> [Directions]
1 – According to the excerpt, from what place was Heliodoro Portugal taken?
2 – Reproduce the excerpt word for word between "Also in this" and "candidates' environmental agendas?", inclusive.
3 – Using the excerpt, decide whether each statement agrees with it. Answer yes or no for each, and quote the words that settle it. (a) Heliodoro Portugal was seized in May of 1970. (b) Portugal's body was found in 1971. (c) Portugal was buried beneath an army barracks parking lot in Tocumen.

Also in this section:
Editorials: Non-apologies and reasonable inferences; and Sorting out the US torture mess
Leis, What are the candidates' environmental agendas?
Bernal, Casting aside shackles
Jackson, This awful crime wave
de Obarrio, Slide Number Nine
Gore, A moment of decision on climate change
Cronin, The financial crisis and the possibilities for the left
Nasser, Israeli action (not reaction)
Human Rights Watch, UN should investigate war crimes of both sides in Gaza
International Federation of Journalists, Hamas intimidates and interferes with journalists
Committee to Protect Journalists, Israelis beat journalists and take their video
Amnesty International, Time for accountability in Israeli and Hamas war crimes
Pilgrim, CARICOM's economic task force
Reporters Without Borders, Cuba's political prisoners include 23 journalists
Kendrick, Nicaragua under the second Sandinista administration
Ayuso & Hursthouse, Change?
Sirias, Respectability exiled
Letters to the editor

Apologies avoided, inferences justified

It's ancient history that's best forgotten, the party faithful will plead.

Yes, the president's father's men snatched labor activist Heliodoro Portugal from the Coca-Cola Cafe in Santa Ana in May of 1970, and after an ordeal that witnesses say included torture, Portugal died in clandestine captivity sometime in late 1971 and was secret buried under the parking lot of an army barracks in Tocumen. The body was not found until 1999, and thereafter the notorious pro-corruption former Attorney General José Antonio Sossa and string of other despicable governmental authorities did their best to destroy evidence, deny what happened and insult the family.

> [Excerpted data]
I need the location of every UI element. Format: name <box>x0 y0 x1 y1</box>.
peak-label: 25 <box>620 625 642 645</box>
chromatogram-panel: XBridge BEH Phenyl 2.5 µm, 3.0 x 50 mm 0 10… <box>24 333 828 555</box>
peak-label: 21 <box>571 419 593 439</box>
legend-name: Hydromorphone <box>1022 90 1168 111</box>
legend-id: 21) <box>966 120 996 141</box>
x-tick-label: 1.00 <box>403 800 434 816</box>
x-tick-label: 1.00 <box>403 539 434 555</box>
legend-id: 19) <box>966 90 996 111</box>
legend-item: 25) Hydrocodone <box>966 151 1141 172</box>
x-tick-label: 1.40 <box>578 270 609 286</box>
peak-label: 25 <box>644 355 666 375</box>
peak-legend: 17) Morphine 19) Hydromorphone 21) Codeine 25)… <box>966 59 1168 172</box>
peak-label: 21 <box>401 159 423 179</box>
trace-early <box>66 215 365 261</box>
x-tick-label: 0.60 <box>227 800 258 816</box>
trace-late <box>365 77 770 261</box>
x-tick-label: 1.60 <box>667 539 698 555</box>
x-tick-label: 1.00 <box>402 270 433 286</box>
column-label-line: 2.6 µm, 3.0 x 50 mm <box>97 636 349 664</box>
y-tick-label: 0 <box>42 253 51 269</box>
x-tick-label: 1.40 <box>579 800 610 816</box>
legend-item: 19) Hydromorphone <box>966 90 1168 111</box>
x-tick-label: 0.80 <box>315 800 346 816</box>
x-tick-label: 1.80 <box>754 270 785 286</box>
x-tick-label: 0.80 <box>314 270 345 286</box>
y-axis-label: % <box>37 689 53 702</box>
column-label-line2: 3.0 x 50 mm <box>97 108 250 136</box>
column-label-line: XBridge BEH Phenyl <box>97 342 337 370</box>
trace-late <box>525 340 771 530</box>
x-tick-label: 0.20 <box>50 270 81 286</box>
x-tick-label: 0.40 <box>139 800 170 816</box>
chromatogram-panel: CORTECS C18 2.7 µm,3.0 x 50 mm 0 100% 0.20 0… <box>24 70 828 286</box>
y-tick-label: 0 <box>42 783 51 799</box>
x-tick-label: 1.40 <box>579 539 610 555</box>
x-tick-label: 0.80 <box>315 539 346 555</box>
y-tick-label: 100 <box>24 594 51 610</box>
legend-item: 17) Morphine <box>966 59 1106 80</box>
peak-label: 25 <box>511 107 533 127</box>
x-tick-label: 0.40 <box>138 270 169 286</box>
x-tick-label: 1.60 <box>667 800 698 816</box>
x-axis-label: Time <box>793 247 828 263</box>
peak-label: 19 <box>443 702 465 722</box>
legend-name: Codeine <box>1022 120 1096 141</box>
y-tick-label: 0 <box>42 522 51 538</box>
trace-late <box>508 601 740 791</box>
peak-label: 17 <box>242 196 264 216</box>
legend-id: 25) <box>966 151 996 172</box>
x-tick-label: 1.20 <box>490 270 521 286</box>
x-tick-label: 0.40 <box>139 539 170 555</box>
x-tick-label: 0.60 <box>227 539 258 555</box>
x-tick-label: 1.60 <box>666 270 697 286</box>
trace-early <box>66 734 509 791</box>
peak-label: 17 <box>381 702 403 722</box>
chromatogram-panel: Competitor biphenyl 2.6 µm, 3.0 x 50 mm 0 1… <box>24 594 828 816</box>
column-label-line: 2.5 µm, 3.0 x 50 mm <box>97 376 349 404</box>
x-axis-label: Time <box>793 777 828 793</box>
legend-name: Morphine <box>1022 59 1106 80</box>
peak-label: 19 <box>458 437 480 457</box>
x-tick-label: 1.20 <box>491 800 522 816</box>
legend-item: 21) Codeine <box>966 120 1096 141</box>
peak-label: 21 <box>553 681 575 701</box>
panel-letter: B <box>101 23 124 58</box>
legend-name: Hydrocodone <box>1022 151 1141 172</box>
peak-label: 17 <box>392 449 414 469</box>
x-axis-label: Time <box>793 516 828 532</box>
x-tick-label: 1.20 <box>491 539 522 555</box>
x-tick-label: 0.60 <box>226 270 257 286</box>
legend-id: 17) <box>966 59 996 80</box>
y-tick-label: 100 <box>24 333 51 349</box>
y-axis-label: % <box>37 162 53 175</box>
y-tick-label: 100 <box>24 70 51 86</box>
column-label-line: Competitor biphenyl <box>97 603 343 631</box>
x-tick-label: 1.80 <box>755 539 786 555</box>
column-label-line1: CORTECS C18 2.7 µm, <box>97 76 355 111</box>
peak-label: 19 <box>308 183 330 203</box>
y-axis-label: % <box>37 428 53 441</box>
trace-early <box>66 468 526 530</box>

> [Answers for this exercise]
1 – The Coca-Cola Cafe in Santa Ana.

2 –
Also in this section:
Editorials: Non-apologies and reasonable inferences; and Sorting out the US torture mess
Leis, What are the candidates' environmental agendas?

3 –
(a) Yes: "snatched labor activist Heliodoro Portugal from the Coca-Cola Cafe in Santa Ana in May of 1970"
(b) No: "The body was not found until 1999"
(c) Yes: "under the parking lot of an army barracks in Tocumen"